What to produce - Below are some records. Copy every line in them that holds "JSON".

## Start

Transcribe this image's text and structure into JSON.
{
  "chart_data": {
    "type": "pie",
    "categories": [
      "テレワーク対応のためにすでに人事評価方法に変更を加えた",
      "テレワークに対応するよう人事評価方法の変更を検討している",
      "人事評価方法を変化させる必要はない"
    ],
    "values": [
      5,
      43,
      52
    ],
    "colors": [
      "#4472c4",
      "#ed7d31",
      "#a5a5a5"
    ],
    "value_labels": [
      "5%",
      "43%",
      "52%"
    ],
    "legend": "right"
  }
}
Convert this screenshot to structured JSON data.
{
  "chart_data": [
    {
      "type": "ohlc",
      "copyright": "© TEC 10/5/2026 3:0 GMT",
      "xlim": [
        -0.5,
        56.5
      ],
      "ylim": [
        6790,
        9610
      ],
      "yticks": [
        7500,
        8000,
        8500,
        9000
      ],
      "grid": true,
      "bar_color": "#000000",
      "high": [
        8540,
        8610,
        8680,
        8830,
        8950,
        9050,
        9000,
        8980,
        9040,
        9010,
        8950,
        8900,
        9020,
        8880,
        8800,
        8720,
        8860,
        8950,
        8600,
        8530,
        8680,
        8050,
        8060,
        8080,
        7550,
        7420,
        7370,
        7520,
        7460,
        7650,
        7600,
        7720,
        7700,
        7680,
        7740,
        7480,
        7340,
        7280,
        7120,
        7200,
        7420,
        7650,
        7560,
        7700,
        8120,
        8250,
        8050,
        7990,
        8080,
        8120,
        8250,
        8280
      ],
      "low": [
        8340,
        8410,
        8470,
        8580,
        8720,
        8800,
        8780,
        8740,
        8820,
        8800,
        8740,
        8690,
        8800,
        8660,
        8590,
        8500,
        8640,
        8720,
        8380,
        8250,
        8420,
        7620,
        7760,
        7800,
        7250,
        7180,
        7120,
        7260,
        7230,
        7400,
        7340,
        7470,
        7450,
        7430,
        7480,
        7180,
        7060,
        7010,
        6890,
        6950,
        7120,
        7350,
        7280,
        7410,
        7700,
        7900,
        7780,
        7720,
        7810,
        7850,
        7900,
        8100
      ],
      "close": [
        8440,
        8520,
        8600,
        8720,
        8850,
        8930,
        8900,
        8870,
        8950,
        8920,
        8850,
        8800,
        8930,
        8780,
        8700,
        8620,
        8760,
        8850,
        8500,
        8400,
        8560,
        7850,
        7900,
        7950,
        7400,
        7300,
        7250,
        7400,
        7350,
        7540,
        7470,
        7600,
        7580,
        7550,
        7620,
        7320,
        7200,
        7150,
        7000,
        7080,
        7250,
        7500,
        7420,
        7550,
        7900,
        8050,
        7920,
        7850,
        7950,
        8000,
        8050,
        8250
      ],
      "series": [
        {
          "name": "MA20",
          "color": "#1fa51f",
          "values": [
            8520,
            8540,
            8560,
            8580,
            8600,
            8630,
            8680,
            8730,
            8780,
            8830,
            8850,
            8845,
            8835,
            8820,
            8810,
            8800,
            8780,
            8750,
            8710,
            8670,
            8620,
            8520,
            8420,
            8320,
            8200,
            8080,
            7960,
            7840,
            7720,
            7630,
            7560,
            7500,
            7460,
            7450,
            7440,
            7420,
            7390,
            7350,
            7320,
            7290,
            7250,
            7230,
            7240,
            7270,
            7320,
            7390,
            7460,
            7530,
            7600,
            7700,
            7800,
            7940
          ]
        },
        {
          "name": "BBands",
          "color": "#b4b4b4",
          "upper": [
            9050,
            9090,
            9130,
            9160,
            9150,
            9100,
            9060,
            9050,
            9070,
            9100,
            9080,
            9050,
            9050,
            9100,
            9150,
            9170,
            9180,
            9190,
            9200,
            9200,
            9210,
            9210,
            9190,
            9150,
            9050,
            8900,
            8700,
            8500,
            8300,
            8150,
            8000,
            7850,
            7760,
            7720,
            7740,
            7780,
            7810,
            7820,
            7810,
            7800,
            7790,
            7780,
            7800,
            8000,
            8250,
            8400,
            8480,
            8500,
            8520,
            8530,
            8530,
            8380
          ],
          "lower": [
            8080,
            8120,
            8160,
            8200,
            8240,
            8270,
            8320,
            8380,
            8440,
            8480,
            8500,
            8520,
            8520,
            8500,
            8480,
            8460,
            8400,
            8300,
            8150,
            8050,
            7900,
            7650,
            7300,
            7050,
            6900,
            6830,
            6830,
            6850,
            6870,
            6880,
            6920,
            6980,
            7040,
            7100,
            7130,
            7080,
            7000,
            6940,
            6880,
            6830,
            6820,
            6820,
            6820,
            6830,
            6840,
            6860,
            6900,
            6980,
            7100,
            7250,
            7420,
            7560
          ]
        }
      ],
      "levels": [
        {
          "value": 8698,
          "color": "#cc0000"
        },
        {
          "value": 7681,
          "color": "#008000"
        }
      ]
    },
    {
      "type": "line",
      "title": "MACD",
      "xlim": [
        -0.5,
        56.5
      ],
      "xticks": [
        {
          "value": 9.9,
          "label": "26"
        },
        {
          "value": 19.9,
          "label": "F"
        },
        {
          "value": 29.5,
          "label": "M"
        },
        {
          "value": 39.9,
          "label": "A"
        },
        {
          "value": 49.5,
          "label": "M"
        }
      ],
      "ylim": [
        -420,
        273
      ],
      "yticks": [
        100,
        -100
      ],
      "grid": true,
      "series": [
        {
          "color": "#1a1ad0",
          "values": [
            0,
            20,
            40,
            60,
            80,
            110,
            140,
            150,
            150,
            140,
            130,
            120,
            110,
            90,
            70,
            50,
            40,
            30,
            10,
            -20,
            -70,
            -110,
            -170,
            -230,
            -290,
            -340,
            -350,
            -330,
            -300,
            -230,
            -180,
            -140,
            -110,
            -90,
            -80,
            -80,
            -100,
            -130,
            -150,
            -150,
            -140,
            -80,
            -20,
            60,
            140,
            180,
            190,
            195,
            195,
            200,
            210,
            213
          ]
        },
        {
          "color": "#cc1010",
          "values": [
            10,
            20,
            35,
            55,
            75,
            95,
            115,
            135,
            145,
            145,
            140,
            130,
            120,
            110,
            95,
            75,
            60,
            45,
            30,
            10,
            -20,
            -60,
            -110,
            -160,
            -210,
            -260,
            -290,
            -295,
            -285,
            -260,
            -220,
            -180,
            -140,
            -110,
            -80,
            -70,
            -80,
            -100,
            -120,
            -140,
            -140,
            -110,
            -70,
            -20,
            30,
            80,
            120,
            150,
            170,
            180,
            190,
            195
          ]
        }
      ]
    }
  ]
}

## End

Output for this exercise -
Transcribe this image's text and structure into JSON.
Convert this screenshot to structured JSON data.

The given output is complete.